── Data supplied ──
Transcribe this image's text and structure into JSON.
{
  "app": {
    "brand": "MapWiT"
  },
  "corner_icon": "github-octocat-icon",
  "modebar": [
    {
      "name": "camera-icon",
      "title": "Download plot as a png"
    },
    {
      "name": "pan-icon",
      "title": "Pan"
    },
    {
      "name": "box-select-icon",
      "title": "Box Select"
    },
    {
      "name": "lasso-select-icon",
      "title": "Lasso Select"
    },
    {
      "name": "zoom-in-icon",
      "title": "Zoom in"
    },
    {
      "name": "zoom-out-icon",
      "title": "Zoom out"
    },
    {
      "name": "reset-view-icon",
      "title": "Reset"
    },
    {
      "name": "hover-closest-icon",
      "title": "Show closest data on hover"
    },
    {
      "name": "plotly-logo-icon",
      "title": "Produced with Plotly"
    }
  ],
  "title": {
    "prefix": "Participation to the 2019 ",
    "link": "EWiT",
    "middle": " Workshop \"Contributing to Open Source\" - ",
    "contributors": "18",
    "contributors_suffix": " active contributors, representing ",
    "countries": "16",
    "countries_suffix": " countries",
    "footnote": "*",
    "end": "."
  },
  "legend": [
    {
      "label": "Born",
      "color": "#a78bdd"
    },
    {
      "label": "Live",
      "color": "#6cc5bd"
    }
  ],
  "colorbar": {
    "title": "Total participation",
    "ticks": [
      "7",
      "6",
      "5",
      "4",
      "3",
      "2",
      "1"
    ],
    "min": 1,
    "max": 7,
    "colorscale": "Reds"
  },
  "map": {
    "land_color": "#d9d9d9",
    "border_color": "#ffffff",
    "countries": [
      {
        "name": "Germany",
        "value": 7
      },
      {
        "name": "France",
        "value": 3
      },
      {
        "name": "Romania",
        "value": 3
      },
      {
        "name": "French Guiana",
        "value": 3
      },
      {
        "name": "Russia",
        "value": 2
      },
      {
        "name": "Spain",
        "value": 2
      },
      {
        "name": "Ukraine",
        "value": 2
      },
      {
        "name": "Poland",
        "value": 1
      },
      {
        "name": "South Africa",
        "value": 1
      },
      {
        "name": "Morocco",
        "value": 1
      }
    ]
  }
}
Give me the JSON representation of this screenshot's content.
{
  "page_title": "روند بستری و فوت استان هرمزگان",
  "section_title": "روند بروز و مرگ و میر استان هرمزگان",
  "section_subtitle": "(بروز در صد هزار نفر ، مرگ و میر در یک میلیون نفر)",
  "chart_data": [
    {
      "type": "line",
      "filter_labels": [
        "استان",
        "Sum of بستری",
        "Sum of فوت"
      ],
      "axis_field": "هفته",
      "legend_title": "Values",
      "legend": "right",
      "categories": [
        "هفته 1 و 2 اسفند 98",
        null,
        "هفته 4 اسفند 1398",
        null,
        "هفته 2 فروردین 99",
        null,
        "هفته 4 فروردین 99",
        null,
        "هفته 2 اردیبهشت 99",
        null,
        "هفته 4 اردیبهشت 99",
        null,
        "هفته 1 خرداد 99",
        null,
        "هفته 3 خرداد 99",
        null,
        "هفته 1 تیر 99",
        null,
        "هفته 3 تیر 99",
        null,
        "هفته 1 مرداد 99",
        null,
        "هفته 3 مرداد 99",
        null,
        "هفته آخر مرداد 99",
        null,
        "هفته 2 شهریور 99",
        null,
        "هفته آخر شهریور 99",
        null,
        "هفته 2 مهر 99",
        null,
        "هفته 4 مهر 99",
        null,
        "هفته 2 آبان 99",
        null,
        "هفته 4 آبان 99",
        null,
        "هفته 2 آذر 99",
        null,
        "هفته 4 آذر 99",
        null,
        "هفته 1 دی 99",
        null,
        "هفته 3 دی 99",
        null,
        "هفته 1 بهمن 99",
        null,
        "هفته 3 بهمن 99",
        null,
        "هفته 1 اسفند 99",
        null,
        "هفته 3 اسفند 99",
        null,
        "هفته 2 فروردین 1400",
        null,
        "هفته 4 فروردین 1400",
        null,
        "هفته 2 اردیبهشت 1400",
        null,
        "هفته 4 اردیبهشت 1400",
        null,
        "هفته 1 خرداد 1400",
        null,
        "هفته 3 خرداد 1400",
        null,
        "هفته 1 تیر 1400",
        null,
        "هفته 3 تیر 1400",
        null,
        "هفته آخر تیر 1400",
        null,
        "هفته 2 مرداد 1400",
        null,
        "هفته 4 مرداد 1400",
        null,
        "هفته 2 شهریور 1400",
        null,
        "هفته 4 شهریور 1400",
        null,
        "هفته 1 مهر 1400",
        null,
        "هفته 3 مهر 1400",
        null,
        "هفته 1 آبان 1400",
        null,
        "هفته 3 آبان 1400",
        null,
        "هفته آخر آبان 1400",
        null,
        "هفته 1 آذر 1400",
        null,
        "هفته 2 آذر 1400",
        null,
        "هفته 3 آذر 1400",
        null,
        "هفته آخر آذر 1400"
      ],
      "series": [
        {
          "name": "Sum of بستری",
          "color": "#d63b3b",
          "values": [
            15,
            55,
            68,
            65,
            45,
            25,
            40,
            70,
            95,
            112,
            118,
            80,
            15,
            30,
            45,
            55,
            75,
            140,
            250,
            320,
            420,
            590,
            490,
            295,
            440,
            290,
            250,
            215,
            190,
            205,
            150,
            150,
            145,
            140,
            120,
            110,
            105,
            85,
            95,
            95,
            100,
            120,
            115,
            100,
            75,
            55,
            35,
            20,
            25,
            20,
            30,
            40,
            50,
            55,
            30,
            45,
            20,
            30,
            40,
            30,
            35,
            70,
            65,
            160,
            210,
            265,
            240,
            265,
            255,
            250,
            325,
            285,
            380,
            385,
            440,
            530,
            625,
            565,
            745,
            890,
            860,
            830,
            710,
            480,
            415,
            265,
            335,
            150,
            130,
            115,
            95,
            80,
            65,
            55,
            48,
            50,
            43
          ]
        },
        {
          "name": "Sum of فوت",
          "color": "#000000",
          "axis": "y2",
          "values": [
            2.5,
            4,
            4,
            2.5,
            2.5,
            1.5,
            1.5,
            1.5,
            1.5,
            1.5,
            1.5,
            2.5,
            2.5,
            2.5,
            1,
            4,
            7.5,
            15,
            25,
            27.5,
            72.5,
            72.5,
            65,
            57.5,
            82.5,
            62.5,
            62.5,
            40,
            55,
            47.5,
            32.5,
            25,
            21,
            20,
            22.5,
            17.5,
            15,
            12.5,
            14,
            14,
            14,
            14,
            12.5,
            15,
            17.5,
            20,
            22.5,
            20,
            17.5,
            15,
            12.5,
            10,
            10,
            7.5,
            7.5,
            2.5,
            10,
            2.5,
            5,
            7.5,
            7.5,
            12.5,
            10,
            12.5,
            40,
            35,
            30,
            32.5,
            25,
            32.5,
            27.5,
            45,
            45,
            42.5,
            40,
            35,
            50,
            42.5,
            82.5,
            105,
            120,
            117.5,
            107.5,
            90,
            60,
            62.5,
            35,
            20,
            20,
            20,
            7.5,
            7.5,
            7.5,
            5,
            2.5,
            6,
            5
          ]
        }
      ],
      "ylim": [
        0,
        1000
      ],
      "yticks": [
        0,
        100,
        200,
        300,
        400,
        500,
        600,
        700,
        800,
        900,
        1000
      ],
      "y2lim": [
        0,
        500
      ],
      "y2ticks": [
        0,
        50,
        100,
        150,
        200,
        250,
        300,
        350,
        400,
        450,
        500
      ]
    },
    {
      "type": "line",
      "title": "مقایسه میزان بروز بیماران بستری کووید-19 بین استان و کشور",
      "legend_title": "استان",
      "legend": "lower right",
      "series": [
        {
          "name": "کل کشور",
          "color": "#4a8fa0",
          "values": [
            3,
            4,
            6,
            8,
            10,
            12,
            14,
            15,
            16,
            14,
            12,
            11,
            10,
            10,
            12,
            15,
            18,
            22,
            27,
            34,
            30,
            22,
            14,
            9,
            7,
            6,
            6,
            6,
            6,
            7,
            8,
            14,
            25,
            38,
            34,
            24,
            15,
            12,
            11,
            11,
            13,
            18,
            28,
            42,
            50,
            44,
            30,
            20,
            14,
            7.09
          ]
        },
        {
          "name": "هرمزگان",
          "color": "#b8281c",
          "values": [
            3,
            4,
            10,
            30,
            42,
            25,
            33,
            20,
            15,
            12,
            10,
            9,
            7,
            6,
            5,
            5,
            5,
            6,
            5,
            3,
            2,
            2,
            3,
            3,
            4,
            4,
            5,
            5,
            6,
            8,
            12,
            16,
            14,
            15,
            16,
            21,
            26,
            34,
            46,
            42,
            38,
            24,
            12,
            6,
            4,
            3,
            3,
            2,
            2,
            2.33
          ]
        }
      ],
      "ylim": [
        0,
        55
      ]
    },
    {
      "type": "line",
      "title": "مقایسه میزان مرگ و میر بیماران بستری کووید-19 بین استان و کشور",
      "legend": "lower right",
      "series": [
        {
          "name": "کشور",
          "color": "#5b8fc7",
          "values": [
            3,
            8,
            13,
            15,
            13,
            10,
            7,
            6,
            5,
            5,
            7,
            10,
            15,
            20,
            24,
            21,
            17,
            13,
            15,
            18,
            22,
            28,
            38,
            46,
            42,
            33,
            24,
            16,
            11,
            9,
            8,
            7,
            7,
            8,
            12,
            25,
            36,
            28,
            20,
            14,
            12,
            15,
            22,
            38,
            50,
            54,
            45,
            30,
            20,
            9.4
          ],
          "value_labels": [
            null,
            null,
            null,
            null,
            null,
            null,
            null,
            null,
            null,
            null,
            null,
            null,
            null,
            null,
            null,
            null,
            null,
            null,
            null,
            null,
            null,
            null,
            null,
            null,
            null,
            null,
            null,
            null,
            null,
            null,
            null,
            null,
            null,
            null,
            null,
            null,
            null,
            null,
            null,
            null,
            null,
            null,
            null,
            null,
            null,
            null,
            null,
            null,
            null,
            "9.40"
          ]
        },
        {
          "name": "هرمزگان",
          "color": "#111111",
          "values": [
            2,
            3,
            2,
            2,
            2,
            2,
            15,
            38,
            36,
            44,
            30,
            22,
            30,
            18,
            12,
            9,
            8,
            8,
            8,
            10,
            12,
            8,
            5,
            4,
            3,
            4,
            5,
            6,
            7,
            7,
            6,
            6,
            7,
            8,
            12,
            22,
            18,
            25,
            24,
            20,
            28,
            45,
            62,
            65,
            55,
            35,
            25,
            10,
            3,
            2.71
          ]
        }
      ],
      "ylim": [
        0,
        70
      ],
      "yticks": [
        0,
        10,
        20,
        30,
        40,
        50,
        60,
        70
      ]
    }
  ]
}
───
Required work
Gather every line from the listing above in which the word "بستری" appears.

Solution to the problem
  "page_title": "روند بستری و فوت استان هرمزگان",
        "Sum of بستری",
          "name": "Sum of بستری",
      "title": "مقایسه میزان بروز بیماران بستری کووید-19 بین استان و کشور",
      "title": "مقایسه میزان مرگ و میر بیماران بستری کووید-19 بین استان و کشور",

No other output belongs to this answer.